Records

* Start *

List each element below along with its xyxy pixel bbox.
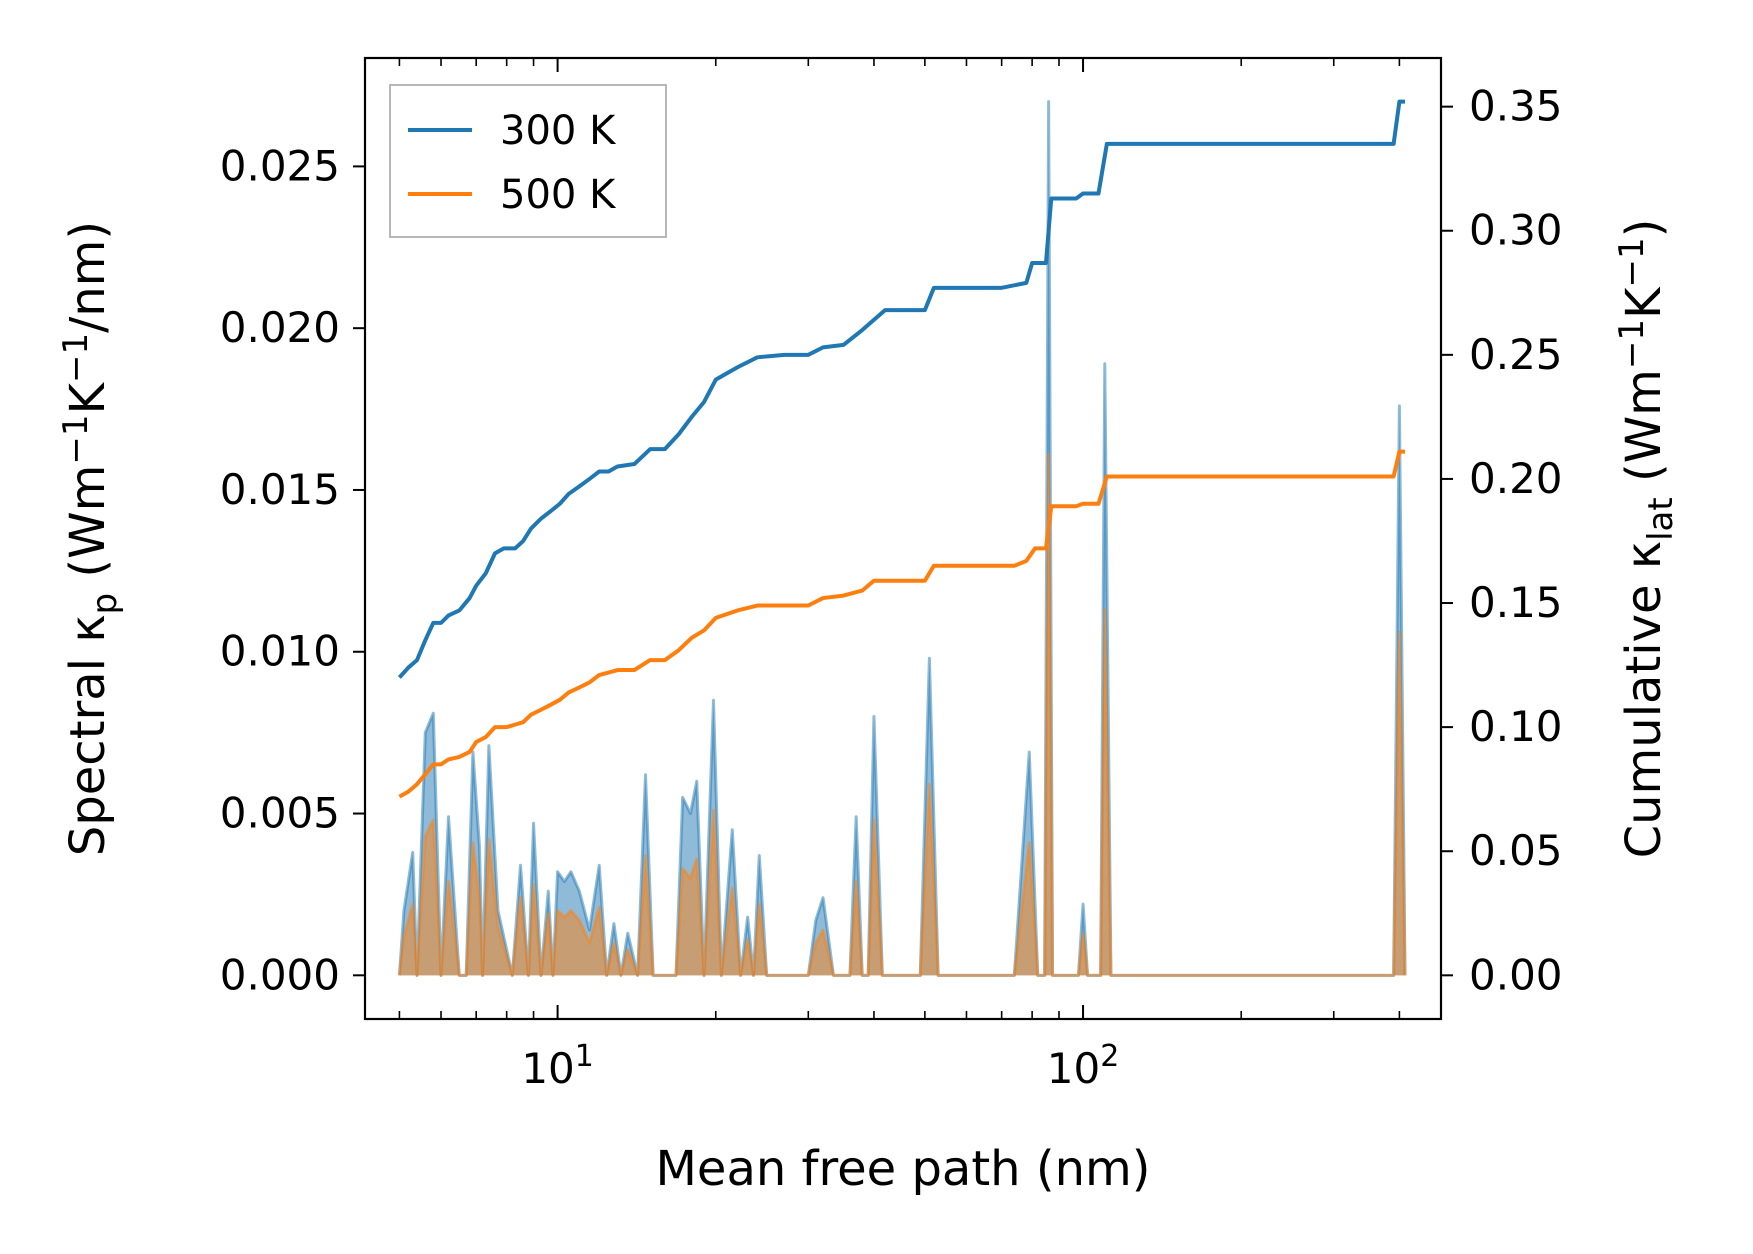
x-tick-label-1: 102 <box>1047 1039 1120 1093</box>
x-tick-exponent: 2 <box>1100 1039 1119 1074</box>
right-tick-label-7: 0.35 <box>1469 82 1563 131</box>
label-text: /nm) <box>60 221 116 333</box>
label-text: ) <box>1616 219 1672 238</box>
label-text: K <box>60 382 116 415</box>
label-superscript: −1 <box>1612 237 1652 287</box>
right-tick-label-4: 0.20 <box>1469 454 1563 503</box>
left-axis-label: Spectral κp (Wm−1K−1/nm) <box>56 221 125 856</box>
label-superscript: −1 <box>1612 319 1652 369</box>
label-superscript: −1 <box>56 415 96 465</box>
left-tick-label-2: 0.010 <box>220 627 340 676</box>
label-text: K <box>1616 286 1672 319</box>
x-axis-label: Mean free path (nm) <box>656 1141 1151 1197</box>
right-tick-label-2: 0.10 <box>1469 702 1563 751</box>
cumulative-lines <box>397 99 1406 799</box>
x-tick-base: 10 <box>521 1044 574 1093</box>
label-text: Spectral κ <box>60 614 116 856</box>
left-tick-label-1: 0.005 <box>220 789 340 838</box>
x-tick-label-0: 101 <box>521 1039 594 1093</box>
legend-label-0: 300 K <box>500 108 617 154</box>
label-superscript: −1 <box>56 333 96 383</box>
right-tick-label-0: 0.00 <box>1469 950 1563 999</box>
label-text: (Wm <box>1616 369 1672 497</box>
plot-frame <box>363 56 1443 1021</box>
label-text: Cumulative κ <box>1616 541 1672 859</box>
label-subscript: p <box>85 593 125 615</box>
legend: 300 K 500 K <box>389 84 667 238</box>
x-tick-base: 10 <box>1047 1044 1100 1093</box>
left-tick-label-3: 0.015 <box>220 465 340 514</box>
x-tick-exponent: 1 <box>575 1039 594 1074</box>
right-tick-label-6: 0.30 <box>1469 206 1563 255</box>
label-subscript: lat <box>1641 497 1681 541</box>
spectral-line-0 <box>397 100 1407 977</box>
legend-label-1: 500 K <box>500 172 617 218</box>
spectral-line-1 <box>397 452 1407 977</box>
legend-box <box>389 84 667 238</box>
left-tick-label-4: 0.020 <box>220 303 340 352</box>
right-axis-label: Cumulative κlat (Wm−1K−1) <box>1612 219 1681 859</box>
spectral-fills <box>397 100 1407 977</box>
left-tick-label-5: 0.025 <box>220 141 340 190</box>
right-tick-label-5: 0.25 <box>1469 330 1563 379</box>
left-tick-label-0: 0.000 <box>220 950 340 999</box>
right-tick-label-1: 0.05 <box>1469 826 1563 875</box>
cumulative-line-1 <box>398 449 1406 799</box>
right-tick-label-3: 0.15 <box>1469 578 1563 627</box>
label-text: (Wm <box>60 465 116 593</box>
cumulative-line-0 <box>397 99 1406 679</box>
axes: 0.000 0.005 0.010 0.015 0.020 0.025 0.00 0.05 0.… <box>56 58 1681 1197</box>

* End *

Reproduce the records above verbatim, omitting the pictures.

List each element below along with its xyxy pixel bbox.
x-tick-label-1: 102 <box>1047 1039 1120 1093</box>
x-tick-exponent: 2 <box>1100 1039 1119 1074</box>
right-tick-label-7: 0.35 <box>1469 82 1563 131</box>
label-text: /nm) <box>60 221 116 333</box>
label-text: ) <box>1616 219 1672 238</box>
label-text: K <box>60 382 116 415</box>
label-superscript: −1 <box>1612 237 1652 287</box>
right-tick-label-4: 0.20 <box>1469 454 1563 503</box>
left-axis-label: Spectral κp (Wm−1K−1/nm) <box>56 221 125 856</box>
label-superscript: −1 <box>1612 319 1652 369</box>
label-superscript: −1 <box>56 415 96 465</box>
left-tick-label-2: 0.010 <box>220 627 340 676</box>
label-text: K <box>1616 286 1672 319</box>
x-axis-label: Mean free path (nm) <box>656 1141 1151 1197</box>
right-tick-label-2: 0.10 <box>1469 702 1563 751</box>
cumulative-lines <box>397 99 1406 799</box>
x-tick-base: 10 <box>521 1044 574 1093</box>
label-text: Spectral κ <box>60 614 116 856</box>
left-tick-label-1: 0.005 <box>220 789 340 838</box>
x-tick-label-0: 101 <box>521 1039 594 1093</box>
legend-label-0: 300 K <box>500 108 617 154</box>
label-superscript: −1 <box>56 333 96 383</box>
right-tick-label-0: 0.00 <box>1469 950 1563 999</box>
label-text: (Wm <box>1616 369 1672 497</box>
plot-frame <box>363 56 1443 1021</box>
label-text: Cumulative κ <box>1616 541 1672 859</box>
label-subscript: p <box>85 593 125 615</box>
legend: 300 K 500 K <box>389 84 667 238</box>
x-tick-base: 10 <box>1047 1044 1100 1093</box>
left-tick-label-3: 0.015 <box>220 465 340 514</box>
x-tick-exponent: 1 <box>575 1039 594 1074</box>
right-tick-label-6: 0.30 <box>1469 206 1563 255</box>
label-subscript: lat <box>1641 497 1681 541</box>
spectral-line-0 <box>397 100 1407 977</box>
legend-label-1: 500 K <box>500 172 617 218</box>
spectral-line-1 <box>397 452 1407 977</box>
legend-box <box>389 84 667 238</box>
left-tick-label-4: 0.020 <box>220 303 340 352</box>
right-axis-label: Cumulative κlat (Wm−1K−1) <box>1612 219 1681 859</box>
spectral-fills <box>397 100 1407 977</box>
left-tick-label-5: 0.025 <box>220 141 340 190</box>
right-tick-label-5: 0.25 <box>1469 330 1563 379</box>
left-tick-label-0: 0.000 <box>220 950 340 999</box>
right-tick-label-1: 0.05 <box>1469 826 1563 875</box>
cumulative-line-1 <box>398 449 1406 799</box>
right-tick-label-3: 0.15 <box>1469 578 1563 627</box>
label-text: (Wm <box>60 465 116 593</box>
cumulative-line-0 <box>397 99 1406 679</box>
axes: 0.000 0.005 0.010 0.015 0.020 0.025 0.00 0.05 0.… <box>56 58 1681 1197</box>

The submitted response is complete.